Recorded data ->
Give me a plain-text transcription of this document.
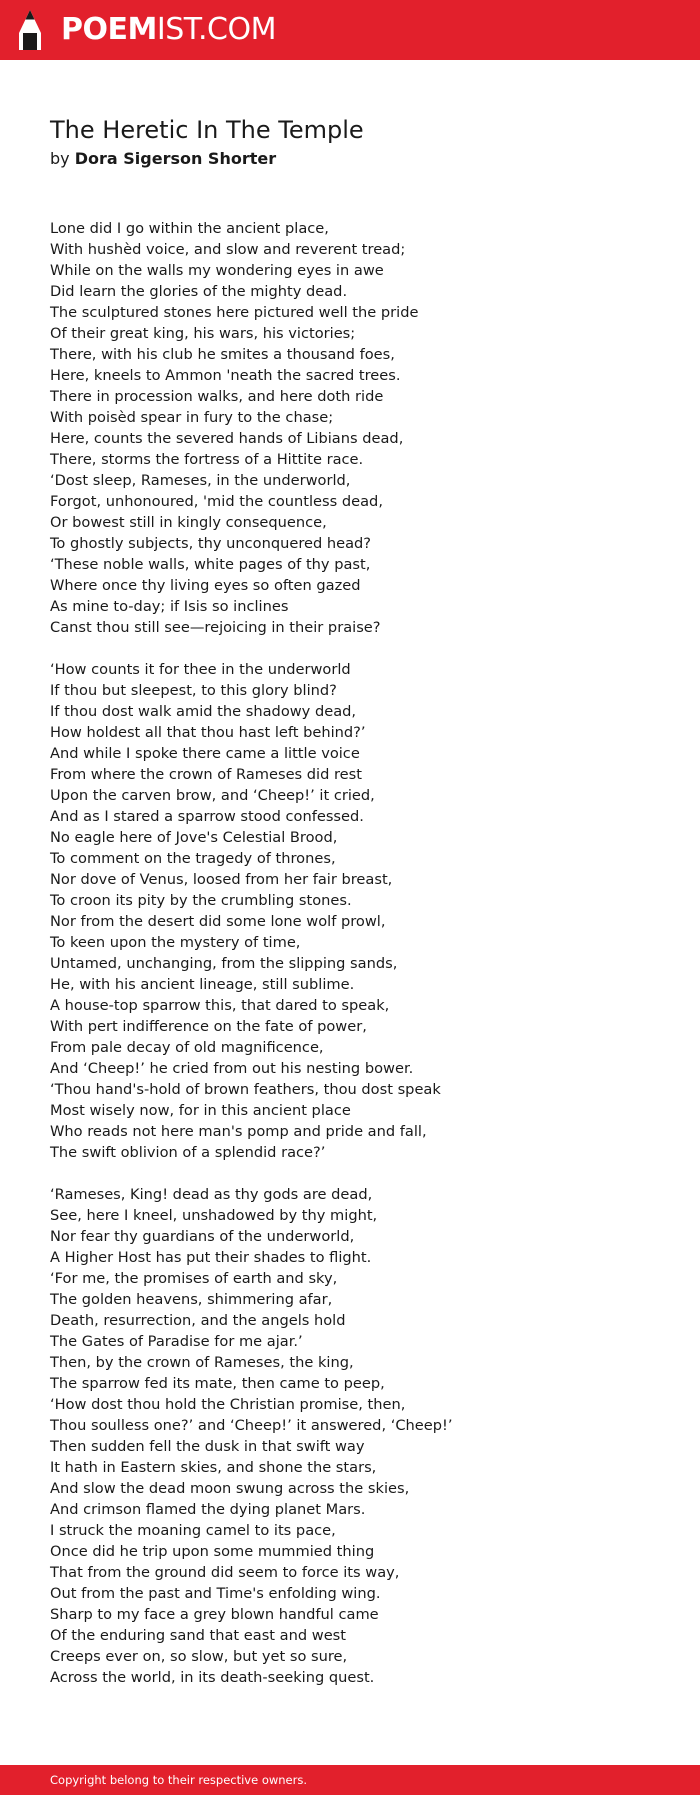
POEMIST.COM
The Heretic In The Temple
by Dora Sigerson Shorter
Lone did I go within the ancient place,
With hushèd voice, and slow and reverent tread;
While on the walls my wondering eyes in awe
Did learn the glories of the mighty dead.
The sculptured stones here pictured well the pride
Of their great king, his wars, his victories;
There, with his club he smites a thousand foes,
Here, kneels to Ammon 'neath the sacred trees.
There in procession walks, and here doth ride
With poisèd spear in fury to the chase;
Here, counts the severed hands of Libians dead,
There, storms the fortress of a Hittite race.
‘Dost sleep, Rameses, in the underworld,
Forgot, unhonoured, 'mid the countless dead,
Or bowest still in kingly consequence,
To ghostly subjects, thy unconquered head?
‘These noble walls, white pages of thy past,
Where once thy living eyes so often gazed
As mine to-day; if Isis so inclines
Canst thou still see—rejoicing in their praise?
‘How counts it for thee in the underworld
If thou but sleepest, to this glory blind?
If thou dost walk amid the shadowy dead,
How holdest all that thou hast left behind?’
And while I spoke there came a little voice
From where the crown of Rameses did rest
Upon the carven brow, and ‘Cheep!’ it cried,
And as I stared a sparrow stood confessed.
No eagle here of Jove's Celestial Brood,
To comment on the tragedy of thrones,
Nor dove of Venus, loosed from her fair breast,
To croon its pity by the crumbling stones.
Nor from the desert did some lone wolf prowl,
To keen upon the mystery of time,
Untamed, unchanging, from the slipping sands,
He, with his ancient lineage, still sublime.
A house-top sparrow this, that dared to speak,
With pert indifference on the fate of power,
From pale decay of old magnificence,
And ‘Cheep!’ he cried from out his nesting bower.
‘Thou hand's-hold of brown feathers, thou dost speak
Most wisely now, for in this ancient place
Who reads not here man's pomp and pride and fall,
The swift oblivion of a splendid race?’
‘Rameses, King! dead as thy gods are dead,
See, here I kneel, unshadowed by thy might,
Nor fear thy guardians of the underworld,
A Higher Host has put their shades to flight.
‘For me, the promises of earth and sky,
The golden heavens, shimmering afar,
Death, resurrection, and the angels hold
The Gates of Paradise for me ajar.’
Then, by the crown of Rameses, the king,
The sparrow fed its mate, then came to peep,
‘How dost thou hold the Christian promise, then,
Thou soulless one?’ and ‘Cheep!’ it answered, ‘Cheep!’
Then sudden fell the dusk in that swift way
It hath in Eastern skies, and shone the stars,
And slow the dead moon swung across the skies,
And crimson flamed the dying planet Mars.
I struck the moaning camel to its pace,
Once did he trip upon some mummied thing
That from the ground did seem to force its way,
Out from the past and Time's enfolding wing.
Sharp to my face a grey blown handful came
Of the enduring sand that east and west
Creeps ever on, so slow, but yet so sure,
Across the world, in its death-seeking quest.
Copyright belong to their respective owners.
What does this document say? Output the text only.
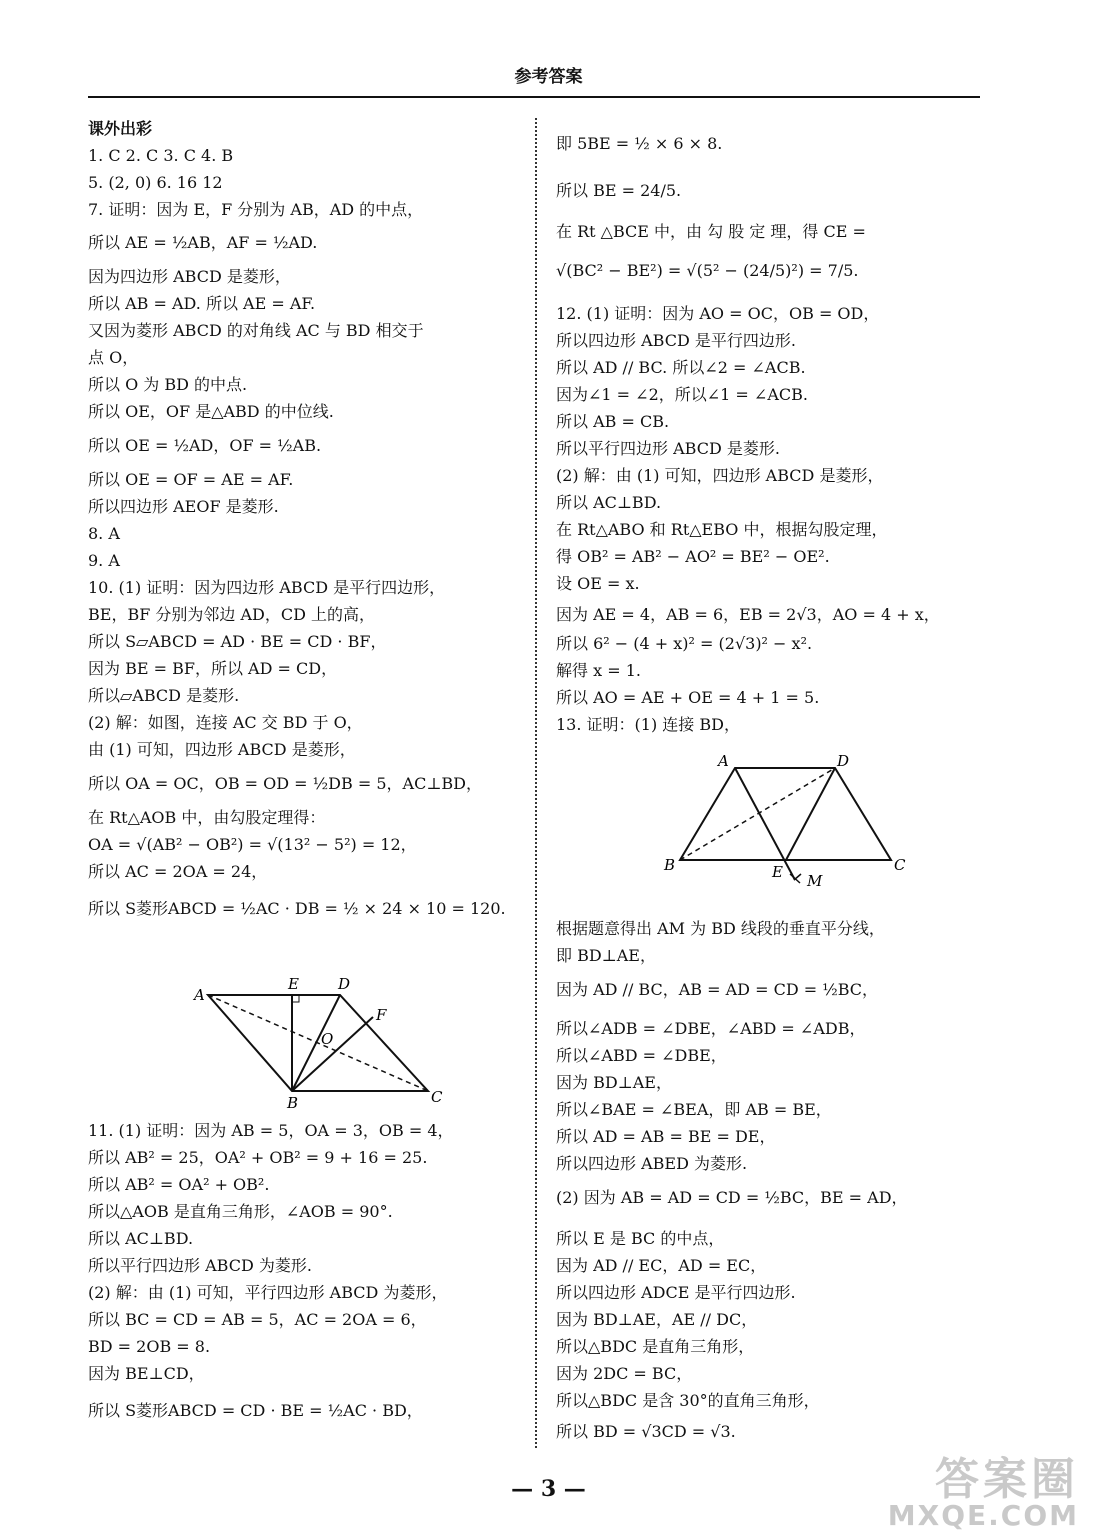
参考答案
课外出彩
1. C 2. C 3. C 4. B
5. (2, 0) 6. 16 12
7. 证明：因为 E，F 分别为 AB，AD 的中点，
所以 AE = ½AB，AF = ½AD.
因为四边形 ABCD 是菱形，
所以 AB = AD. 所以 AE = AF.
又因为菱形 ABCD 的对角线 AC 与 BD 相交于
点 O，
所以 O 为 BD 的中点.
所以 OE，OF 是△ABD 的中位线.
所以 OE = ½AD，OF = ½AB.
所以 OE = OF = AE = AF.
所以四边形 AEOF 是菱形.
8. A
9. A
10. (1) 证明：因为四边形 ABCD 是平行四边形，
BE，BF 分别为邻边 AD，CD 上的高，
所以 S▱ABCD = AD · BE = CD · BF，
因为 BE = BF，所以 AD = CD，
所以▱ABCD 是菱形.
(2) 解：如图，连接 AC 交 BD 于 O，
由 (1) 可知，四边形 ABCD 是菱形，
所以 OA = OC，OB = OD = ½DB = 5，AC⊥BD，
在 Rt△AOB 中，由勾股定理得：
OA = √(AB² − OB²) = √(13² − 5²) = 12，
所以 AC = 2OA = 24，
所以 S菱形ABCD = ½AC · DB = ½ × 24 × 10 = 120.
11. (1) 证明：因为 AB = 5，OA = 3，OB = 4，
所以 AB² = 25，OA² + OB² = 9 + 16 = 25.
所以 AB² = OA² + OB².
所以△AOB 是直角三角形，∠AOB = 90°.
所以 AC⊥BD.
所以平行四边形 ABCD 为菱形.
(2) 解：由 (1) 可知，平行四边形 ABCD 为菱形，
所以 BC = CD = AB = 5，AC = 2OA = 6，
BD = 2OB = 8.
因为 BE⊥CD，
所以 S菱形ABCD = CD · BE = ½AC · BD，
即 5BE = ½ × 6 × 8.
所以 BE = 24/5.
在 Rt △BCE 中，由 勾 股 定 理，得 CE =
√(BC² − BE²) = √(5² − (24/5)²) = 7/5.
12. (1) 证明：因为 AO = OC，OB = OD，
所以四边形 ABCD 是平行四边形.
所以 AD // BC. 所以∠2 = ∠ACB.
因为∠1 = ∠2，所以∠1 = ∠ACB.
所以 AB = CB.
所以平行四边形 ABCD 是菱形.
(2) 解：由 (1) 可知，四边形 ABCD 是菱形，
所以 AC⊥BD.
在 Rt△ABO 和 Rt△EBO 中，根据勾股定理，
得 OB² = AB² − AO² = BE² − OE².
设 OE = x.
因为 AE = 4，AB = 6，EB = 2√3，AO = 4 + x，
所以 6² − (4 + x)² = (2√3)² − x².
解得 x = 1.
所以 AO = AE + OE = 4 + 1 = 5.
13. 证明：(1) 连接 BD，
根据题意得出 AM 为 BD 线段的垂直平分线，
即 BD⊥AE，
因为 AD // BC，AB = AD = CD = ½BC，
所以∠ADB = ∠DBE，∠ABD = ∠ADB，
所以∠ABD = ∠DBE，
因为 BD⊥AE，
所以∠BAE = ∠BEA，即 AB = BE，
所以 AD = AB = BE = DE，
所以四边形 ABED 为菱形.
(2) 因为 AB = AD = CD = ½BC，BE = AD，
所以 E 是 BC 的中点，
因为 AD // EC，AD = EC，
所以四边形 ADCE 是平行四边形.
因为 BD⊥AE，AE // DC，
所以△BDC 是直角三角形，
因为 2DC = BC，
所以△BDC 是含 30°的直角三角形，
所以 BD = √3CD = √3.
A
E	D
F
O
B	C
A	D
B	E M
C
— 3 —	答案圈
MXQE.COM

Given task ->
Every line above should be returned word for word, with the pictures left behind.

The response ->
Give me a plain-text transcription of this document.
POEMIST.COM
The Heretic In The Temple
by Dora Sigerson Shorter
Lone did I go within the ancient place,
With hushèd voice, and slow and reverent tread;
While on the walls my wondering eyes in awe
Did learn the glories of the mighty dead.
The sculptured stones here pictured well the pride
Of their great king, his wars, his victories;
There, with his club he smites a thousand foes,
Here, kneels to Ammon 'neath the sacred trees.
There in procession walks, and here doth ride
With poisèd spear in fury to the chase;
Here, counts the severed hands of Libians dead,
There, storms the fortress of a Hittite race.
‘Dost sleep, Rameses, in the underworld,
Forgot, unhonoured, 'mid the countless dead,
Or bowest still in kingly consequence,
To ghostly subjects, thy unconquered head?
‘These noble walls, white pages of thy past,
Where once thy living eyes so often gazed
As mine to-day; if Isis so inclines
Canst thou still see—rejoicing in their praise?
‘How counts it for thee in the underworld
If thou but sleepest, to this glory blind?
If thou dost walk amid the shadowy dead,
How holdest all that thou hast left behind?’
And while I spoke there came a little voice
From where the crown of Rameses did rest
Upon the carven brow, and ‘Cheep!’ it cried,
And as I stared a sparrow stood confessed.
No eagle here of Jove's Celestial Brood,
To comment on the tragedy of thrones,
Nor dove of Venus, loosed from her fair breast,
To croon its pity by the crumbling stones.
Nor from the desert did some lone wolf prowl,
To keen upon the mystery of time,
Untamed, unchanging, from the slipping sands,
He, with his ancient lineage, still sublime.
A house-top sparrow this, that dared to speak,
With pert indifference on the fate of power,
From pale decay of old magnificence,
And ‘Cheep!’ he cried from out his nesting bower.
‘Thou hand's-hold of brown feathers, thou dost speak
Most wisely now, for in this ancient place
Who reads not here man's pomp and pride and fall,
The swift oblivion of a splendid race?’
‘Rameses, King! dead as thy gods are dead,
See, here I kneel, unshadowed by thy might,
Nor fear thy guardians of the underworld,
A Higher Host has put their shades to flight.
‘For me, the promises of earth and sky,
The golden heavens, shimmering afar,
Death, resurrection, and the angels hold
The Gates of Paradise for me ajar.’
Then, by the crown of Rameses, the king,
The sparrow fed its mate, then came to peep,
‘How dost thou hold the Christian promise, then,
Thou soulless one?’ and ‘Cheep!’ it answered, ‘Cheep!’
Then sudden fell the dusk in that swift way
It hath in Eastern skies, and shone the stars,
And slow the dead moon swung across the skies,
And crimson flamed the dying planet Mars.
I struck the moaning camel to its pace,
Once did he trip upon some mummied thing
That from the ground did seem to force its way,
Out from the past and Time's enfolding wing.
Sharp to my face a grey blown handful came
Of the enduring sand that east and west
Creeps ever on, so slow, but yet so sure,
Across the world, in its death-seeking quest.
Copyright belong to their respective owners.
What does this document say? Output the text only.
参考答案
课外出彩
1. C 2. C 3. C 4. B
5. (2, 0) 6. 16 12
7. 证明：因为 E，F 分别为 AB，AD 的中点，
所以 AE = ½AB，AF = ½AD.
因为四边形 ABCD 是菱形，
所以 AB = AD. 所以 AE = AF.
又因为菱形 ABCD 的对角线 AC 与 BD 相交于
点 O，
所以 O 为 BD 的中点.
所以 OE，OF 是△ABD 的中位线.
所以 OE = ½AD，OF = ½AB.
所以 OE = OF = AE = AF.
所以四边形 AEOF 是菱形.
8. A
9. A
10. (1) 证明：因为四边形 ABCD 是平行四边形，
BE，BF 分别为邻边 AD，CD 上的高，
所以 S▱ABCD = AD · BE = CD · BF，
因为 BE = BF，所以 AD = CD，
所以▱ABCD 是菱形.
(2) 解：如图，连接 AC 交 BD 于 O，
由 (1) 可知，四边形 ABCD 是菱形，
所以 OA = OC，OB = OD = ½DB = 5，AC⊥BD，
在 Rt△AOB 中，由勾股定理得：
OA = √(AB² − OB²) = √(13² − 5²) = 12，
所以 AC = 2OA = 24，
所以 S菱形ABCD = ½AC · DB = ½ × 24 × 10 = 120.
11. (1) 证明：因为 AB = 5，OA = 3，OB = 4，
所以 AB² = 25，OA² + OB² = 9 + 16 = 25.
所以 AB² = OA² + OB².
所以△AOB 是直角三角形，∠AOB = 90°.
所以 AC⊥BD.
所以平行四边形 ABCD 为菱形.
(2) 解：由 (1) 可知，平行四边形 ABCD 为菱形，
所以 BC = CD = AB = 5，AC = 2OA = 6，
BD = 2OB = 8.
因为 BE⊥CD，
所以 S菱形ABCD = CD · BE = ½AC · BD，
即 5BE = ½ × 6 × 8.
所以 BE = 24/5.
在 Rt △BCE 中，由 勾 股 定 理，得 CE =
√(BC² − BE²) = √(5² − (24/5)²) = 7/5.
12. (1) 证明：因为 AO = OC，OB = OD，
所以四边形 ABCD 是平行四边形.
所以 AD // BC. 所以∠2 = ∠ACB.
因为∠1 = ∠2，所以∠1 = ∠ACB.
所以 AB = CB.
所以平行四边形 ABCD 是菱形.
(2) 解：由 (1) 可知，四边形 ABCD 是菱形，
所以 AC⊥BD.
在 Rt△ABO 和 Rt△EBO 中，根据勾股定理，
得 OB² = AB² − AO² = BE² − OE².
设 OE = x.
因为 AE = 4，AB = 6，EB = 2√3，AO = 4 + x，
所以 6² − (4 + x)² = (2√3)² − x².
解得 x = 1.
所以 AO = AE + OE = 4 + 1 = 5.
13. 证明：(1) 连接 BD，
根据题意得出 AM 为 BD 线段的垂直平分线，
即 BD⊥AE，
因为 AD // BC，AB = AD = CD = ½BC，
所以∠ADB = ∠DBE，∠ABD = ∠ADB，
所以∠ABD = ∠DBE，
因为 BD⊥AE，
所以∠BAE = ∠BEA，即 AB = BE，
所以 AD = AB = BE = DE，
所以四边形 ABED 为菱形.
(2) 因为 AB = AD = CD = ½BC，BE = AD，
所以 E 是 BC 的中点，
因为 AD // EC，AD = EC，
所以四边形 ADCE 是平行四边形.
因为 BD⊥AE，AE // DC，
所以△BDC 是直角三角形，
因为 2DC = BC，
所以△BDC 是含 30°的直角三角形，
所以 BD = √3CD = √3.
A
E	D
F
O
B	C
A	D
B	E M
C
— 3 —	答案圈
MXQE.COM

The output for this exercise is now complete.